EXERCISES:
**1.** Please list every kind of signal that the echo-cancellation text names.
**2.** From the echo-cancellation text, copy the passage starting at "The system may" and ending at "the different views.".

SUPPLIED TEXT:
________________

A method for canceling acoustic echoes including picking up with a multiplicity of microphones sound generated by a sound source and transferred from the sound source to the multiplicity of microphones via a multiplicity of unknown transfer paths having a multiplicity of unknown transfer functions, and providing a multiplicity of electrical microphone signals therefrom. The method further includes approximating the multiplicity of unknown transfer functions with a multiplicity of estimated transfer functions of the multiplicity of adaptive filters and filtering a multiplicity of electrical signals representative of the sound generated by the sound source with the multiplicity of estimated transfer functions to provide a multiplicity of estimated signals therefrom. The method further includes individually, frequency dependently or independently attenuate or amplify the multiplicity of electrical microphone signals dependent on a multiplicity of reference signals derived from the multiplicity of estimated transfer functions, the multiplicity of reference signals representing a multiplicity of predetermined gains or desired transfer functions.

The system may be better understood with reference to the following drawings and description. In the figures, like referenced numerals designate corresponding parts throughout the different views.

________________

[Layout element entries]
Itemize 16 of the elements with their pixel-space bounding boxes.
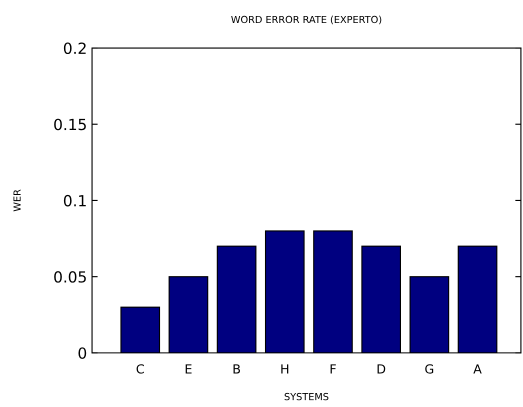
x-axis-title: SYSTEMS [284, 392, 328, 400]
y-tick-label: 0.2 [64, 42, 86, 54]
x-tick-label: F [330, 364, 336, 374]
y-tick-label: 0.15 [54, 118, 86, 130]
y-tick-label: 0 [78, 347, 86, 359]
y-tick-label: 0.1 [64, 194, 86, 206]
y-axis-title: WER [14, 189, 21, 212]
x-tick-label: D [378, 364, 386, 374]
x-tick-label: C [136, 364, 144, 374]
x-tick-label: H [281, 364, 288, 374]
y-tick-label: 0.05 [54, 271, 86, 283]
x-tick-label: B [234, 364, 240, 374]
x-tick-label: E [186, 364, 192, 374]
chart-title: WORD ERROR RATE (EXPERTO) [231, 16, 382, 24]
x-tick-label: A [473, 364, 482, 374]
x-tick-label: G [425, 364, 434, 374]
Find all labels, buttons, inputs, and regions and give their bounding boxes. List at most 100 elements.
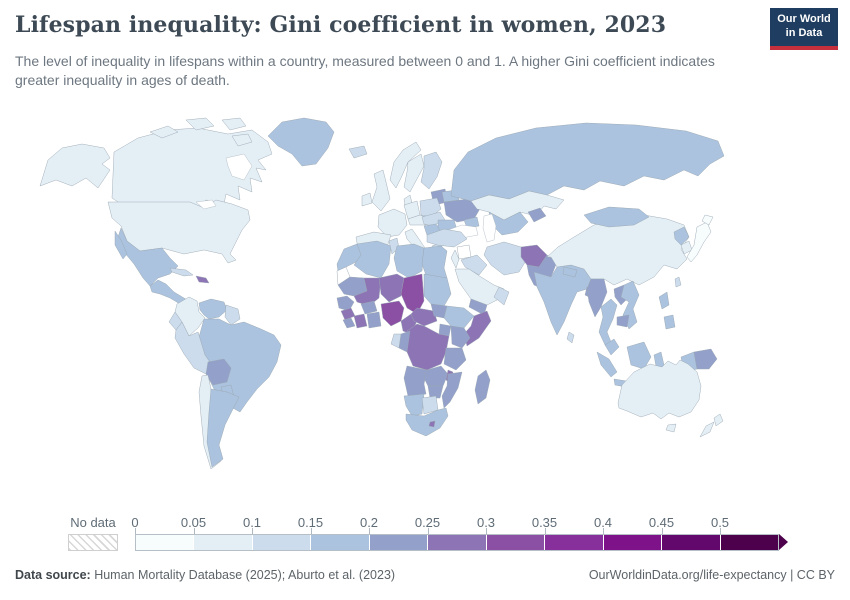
country-mozambique[interactable] — [441, 371, 463, 409]
country-caucasus[interactable] — [463, 216, 480, 229]
country-gabon[interactable] — [390, 333, 402, 349]
country-canada[interactable] — [231, 133, 253, 147]
legend-bin[interactable] — [662, 535, 721, 550]
country-france[interactable] — [377, 208, 408, 238]
country-ethiopia[interactable] — [443, 305, 475, 329]
country-syria[interactable] — [456, 244, 472, 260]
country-south-africa[interactable] — [405, 407, 449, 437]
country-north-korea[interactable] — [673, 226, 690, 246]
country-borneo[interactable] — [626, 341, 652, 370]
country-sweden[interactable] — [403, 153, 425, 193]
legend-bin[interactable] — [545, 535, 604, 550]
country-hispaniola[interactable] — [195, 275, 210, 284]
country-philippines-mindanao[interactable] — [663, 314, 676, 330]
owid-logo[interactable]: Our World in Data — [770, 8, 838, 50]
legend-bin[interactable] — [603, 535, 663, 550]
country-nepal[interactable] — [562, 266, 578, 278]
country-greenland[interactable] — [267, 117, 335, 167]
legend-bin[interactable] — [252, 535, 312, 550]
country-guinea[interactable] — [340, 307, 356, 321]
legend-bin[interactable] — [369, 535, 429, 550]
country-tanzania[interactable] — [443, 347, 467, 371]
country-algeria[interactable] — [353, 240, 392, 279]
country-mongolia[interactable] — [583, 206, 650, 228]
country-myanmar[interactable] — [586, 278, 608, 318]
country-bolivia[interactable] — [205, 358, 232, 386]
legend-bin[interactable] — [136, 535, 195, 550]
country-mali[interactable] — [353, 277, 382, 307]
country-nigeria[interactable] — [380, 300, 405, 327]
legend-bin[interactable] — [194, 535, 253, 550]
world-map-area — [0, 108, 850, 508]
country-papua-new-guinea[interactable] — [693, 348, 718, 370]
page-title: Lifespan inequality: Gini coefficient in… — [15, 12, 667, 38]
country-cuba[interactable] — [169, 267, 194, 277]
country-sri-lanka[interactable] — [566, 331, 575, 344]
country-zimbabwe[interactable] — [427, 385, 444, 399]
country-levant[interactable] — [450, 249, 460, 269]
no-data-swatch[interactable] — [68, 534, 118, 551]
legend-tick-mark — [603, 528, 604, 534]
country-lesotho[interactable] — [428, 420, 436, 428]
country-kenya[interactable] — [450, 325, 471, 349]
country-somalia[interactable] — [463, 310, 492, 347]
country-australia[interactable] — [617, 359, 702, 420]
country-chad[interactable] — [400, 273, 425, 315]
legend-bin[interactable] — [720, 535, 778, 550]
country-cambodia[interactable] — [616, 314, 630, 328]
chart-footer: Data source: Human Mortality Database (2… — [15, 568, 835, 582]
country-angola[interactable] — [403, 365, 428, 397]
country-canada[interactable] — [149, 125, 179, 139]
country-malaysia[interactable] — [604, 338, 620, 356]
country-taiwan[interactable] — [674, 276, 682, 288]
footer-link[interactable]: OurWorldinData.org/life-expectancy | CC … — [588, 568, 835, 582]
country-guyanas[interactable] — [224, 304, 241, 326]
country-turkey[interactable] — [426, 228, 468, 248]
country-argentina[interactable] — [206, 388, 240, 468]
country-india[interactable] — [533, 264, 592, 336]
country-canada[interactable] — [221, 117, 247, 131]
page-subtitle: The level of inequality in lifespans wit… — [15, 53, 715, 89]
country-russia[interactable] — [450, 122, 725, 202]
country-oman[interactable] — [493, 286, 510, 306]
country-japan-hokkaido[interactable] — [701, 214, 714, 226]
country-canada[interactable] — [185, 117, 215, 131]
country-iceland[interactable] — [348, 145, 368, 159]
country-thailand[interactable] — [598, 298, 618, 346]
country-sumatra[interactable] — [596, 351, 618, 378]
country-iraq[interactable] — [460, 254, 488, 276]
country-madagascar[interactable] — [474, 369, 491, 405]
country-alaska[interactable] — [39, 143, 111, 189]
country-sudan[interactable] — [423, 273, 452, 307]
country-philippines-luzon[interactable] — [658, 291, 670, 310]
legend-tick-mark — [427, 528, 429, 534]
country-kyrgyz-tajik[interactable] — [527, 207, 547, 223]
country-senegal[interactable] — [336, 295, 355, 312]
country-new-zealand-north[interactable] — [713, 413, 724, 427]
owid-logo-line1: Our World — [777, 13, 831, 26]
legend-bin[interactable] — [428, 535, 487, 550]
country-namibia[interactable] — [403, 393, 425, 417]
country-japan[interactable] — [686, 221, 712, 263]
country-uk[interactable] — [371, 169, 391, 212]
country-ghana[interactable] — [366, 311, 382, 329]
country-norway[interactable] — [389, 141, 422, 189]
country-ivory-coast[interactable] — [353, 313, 368, 329]
country-mexico[interactable] — [114, 230, 128, 260]
country-new-zealand-south[interactable] — [699, 421, 715, 438]
country-iran[interactable] — [483, 241, 528, 276]
legend-bin[interactable] — [311, 535, 370, 550]
country-sierra-leone[interactable] — [342, 317, 356, 329]
country-finland[interactable] — [420, 151, 443, 190]
country-venezuela[interactable] — [198, 298, 228, 320]
caspian-sea — [482, 213, 497, 243]
country-burkina-faso[interactable] — [360, 300, 378, 315]
country-tasmania[interactable] — [665, 423, 677, 433]
legend-bin[interactable] — [486, 535, 546, 550]
country-ireland[interactable] — [361, 192, 373, 207]
country-central-african-republic[interactable] — [410, 307, 438, 327]
country-niger[interactable] — [378, 273, 405, 303]
country-egypt[interactable] — [421, 245, 448, 279]
great-lakes — [195, 199, 217, 210]
country-libya[interactable] — [393, 243, 425, 279]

________________

FINAL RESULTS:
**1.**
- electrical microphone signals
- electrical signals representative of the sound generated by the sound source
- estimated signals
- reference signals

**2.**
The system may be better understood with reference to the following drawings and description. In the figures, like referenced numerals designate corresponding parts throughout the different views.